In the material below, list every line carrying the string "from".
════════════════════
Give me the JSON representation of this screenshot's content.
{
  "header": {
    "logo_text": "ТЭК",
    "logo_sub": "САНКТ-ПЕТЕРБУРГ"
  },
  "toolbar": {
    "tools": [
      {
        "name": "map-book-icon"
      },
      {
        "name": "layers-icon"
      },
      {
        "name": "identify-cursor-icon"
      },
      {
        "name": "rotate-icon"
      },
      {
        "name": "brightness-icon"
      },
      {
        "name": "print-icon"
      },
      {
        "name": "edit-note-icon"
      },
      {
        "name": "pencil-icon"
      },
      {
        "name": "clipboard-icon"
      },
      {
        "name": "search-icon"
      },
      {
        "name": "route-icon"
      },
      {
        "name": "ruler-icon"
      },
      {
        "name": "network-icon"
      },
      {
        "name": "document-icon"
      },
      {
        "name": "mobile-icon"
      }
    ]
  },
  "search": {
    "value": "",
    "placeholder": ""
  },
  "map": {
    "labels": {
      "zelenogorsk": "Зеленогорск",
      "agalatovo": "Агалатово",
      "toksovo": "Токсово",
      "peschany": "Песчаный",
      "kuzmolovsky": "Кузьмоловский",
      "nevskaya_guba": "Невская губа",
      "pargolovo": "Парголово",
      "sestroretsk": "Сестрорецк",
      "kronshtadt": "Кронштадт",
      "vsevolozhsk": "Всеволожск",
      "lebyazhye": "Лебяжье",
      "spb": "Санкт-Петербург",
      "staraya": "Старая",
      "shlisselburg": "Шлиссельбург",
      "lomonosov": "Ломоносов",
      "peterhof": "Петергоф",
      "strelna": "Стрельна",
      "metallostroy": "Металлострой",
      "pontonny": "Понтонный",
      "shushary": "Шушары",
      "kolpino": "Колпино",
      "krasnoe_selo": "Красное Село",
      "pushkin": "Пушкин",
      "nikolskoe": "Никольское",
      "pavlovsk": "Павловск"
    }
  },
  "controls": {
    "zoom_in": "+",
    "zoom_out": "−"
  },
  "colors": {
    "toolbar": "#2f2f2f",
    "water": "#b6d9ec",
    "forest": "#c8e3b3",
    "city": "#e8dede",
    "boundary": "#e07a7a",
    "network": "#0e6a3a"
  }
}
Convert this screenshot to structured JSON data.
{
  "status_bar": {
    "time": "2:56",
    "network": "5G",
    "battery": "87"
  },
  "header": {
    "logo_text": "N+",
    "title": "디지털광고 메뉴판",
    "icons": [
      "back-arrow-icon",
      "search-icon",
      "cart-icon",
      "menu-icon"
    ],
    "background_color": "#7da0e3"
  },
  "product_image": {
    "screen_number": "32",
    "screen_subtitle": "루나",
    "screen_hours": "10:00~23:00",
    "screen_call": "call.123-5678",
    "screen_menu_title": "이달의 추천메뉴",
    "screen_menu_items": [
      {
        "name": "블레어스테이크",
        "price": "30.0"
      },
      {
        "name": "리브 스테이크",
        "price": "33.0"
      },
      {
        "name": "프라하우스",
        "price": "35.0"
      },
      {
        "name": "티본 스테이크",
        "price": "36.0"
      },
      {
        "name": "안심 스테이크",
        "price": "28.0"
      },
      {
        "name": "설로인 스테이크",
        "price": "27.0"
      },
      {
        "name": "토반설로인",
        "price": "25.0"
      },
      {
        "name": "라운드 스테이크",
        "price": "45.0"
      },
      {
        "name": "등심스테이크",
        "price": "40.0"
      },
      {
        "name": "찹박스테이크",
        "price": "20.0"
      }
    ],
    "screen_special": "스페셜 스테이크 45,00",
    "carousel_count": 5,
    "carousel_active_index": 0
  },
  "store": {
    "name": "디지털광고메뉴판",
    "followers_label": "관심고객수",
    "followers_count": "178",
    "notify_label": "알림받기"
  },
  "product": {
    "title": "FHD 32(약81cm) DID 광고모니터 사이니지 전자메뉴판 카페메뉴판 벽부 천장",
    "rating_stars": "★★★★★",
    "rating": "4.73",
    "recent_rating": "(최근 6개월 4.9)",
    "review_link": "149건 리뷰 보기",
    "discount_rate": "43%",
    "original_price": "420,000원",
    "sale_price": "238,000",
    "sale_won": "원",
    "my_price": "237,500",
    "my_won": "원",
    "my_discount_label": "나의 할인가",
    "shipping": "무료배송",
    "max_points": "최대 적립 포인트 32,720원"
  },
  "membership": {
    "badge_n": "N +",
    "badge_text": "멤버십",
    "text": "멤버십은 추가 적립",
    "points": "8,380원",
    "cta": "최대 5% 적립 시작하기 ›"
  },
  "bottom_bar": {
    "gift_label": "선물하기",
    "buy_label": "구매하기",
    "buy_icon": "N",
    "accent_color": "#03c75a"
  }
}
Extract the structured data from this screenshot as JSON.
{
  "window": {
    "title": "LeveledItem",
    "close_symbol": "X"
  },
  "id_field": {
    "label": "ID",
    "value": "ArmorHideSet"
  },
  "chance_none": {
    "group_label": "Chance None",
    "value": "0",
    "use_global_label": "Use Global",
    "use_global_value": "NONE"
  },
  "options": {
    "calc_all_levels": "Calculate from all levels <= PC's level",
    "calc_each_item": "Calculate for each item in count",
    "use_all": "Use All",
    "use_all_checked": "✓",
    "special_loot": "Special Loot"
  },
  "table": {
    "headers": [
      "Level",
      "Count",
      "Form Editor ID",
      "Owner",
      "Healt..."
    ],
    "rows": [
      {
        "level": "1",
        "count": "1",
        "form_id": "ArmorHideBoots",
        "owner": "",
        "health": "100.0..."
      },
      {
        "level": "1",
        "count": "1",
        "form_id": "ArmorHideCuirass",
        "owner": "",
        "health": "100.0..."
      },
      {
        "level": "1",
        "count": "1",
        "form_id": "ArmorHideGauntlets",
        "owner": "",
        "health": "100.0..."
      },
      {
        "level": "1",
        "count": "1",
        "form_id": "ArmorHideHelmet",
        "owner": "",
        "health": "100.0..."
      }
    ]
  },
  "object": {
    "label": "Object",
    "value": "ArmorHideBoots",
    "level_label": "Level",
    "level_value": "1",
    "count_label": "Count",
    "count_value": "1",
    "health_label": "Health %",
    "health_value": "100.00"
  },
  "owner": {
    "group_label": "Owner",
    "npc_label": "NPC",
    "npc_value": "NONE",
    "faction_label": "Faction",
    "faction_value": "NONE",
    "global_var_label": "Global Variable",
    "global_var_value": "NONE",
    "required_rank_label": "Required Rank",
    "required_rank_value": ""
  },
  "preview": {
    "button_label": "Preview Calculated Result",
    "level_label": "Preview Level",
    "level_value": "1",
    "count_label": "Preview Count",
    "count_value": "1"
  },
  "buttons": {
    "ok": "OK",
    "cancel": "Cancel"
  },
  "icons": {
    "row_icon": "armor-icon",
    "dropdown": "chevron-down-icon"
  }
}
════════════════════
_OUTPUT FOR THIS EXERCISE_.
Extract the structured data from this screenshot as JSON.
    "calc_all_levels": "Calculate from all levels <= PC's level",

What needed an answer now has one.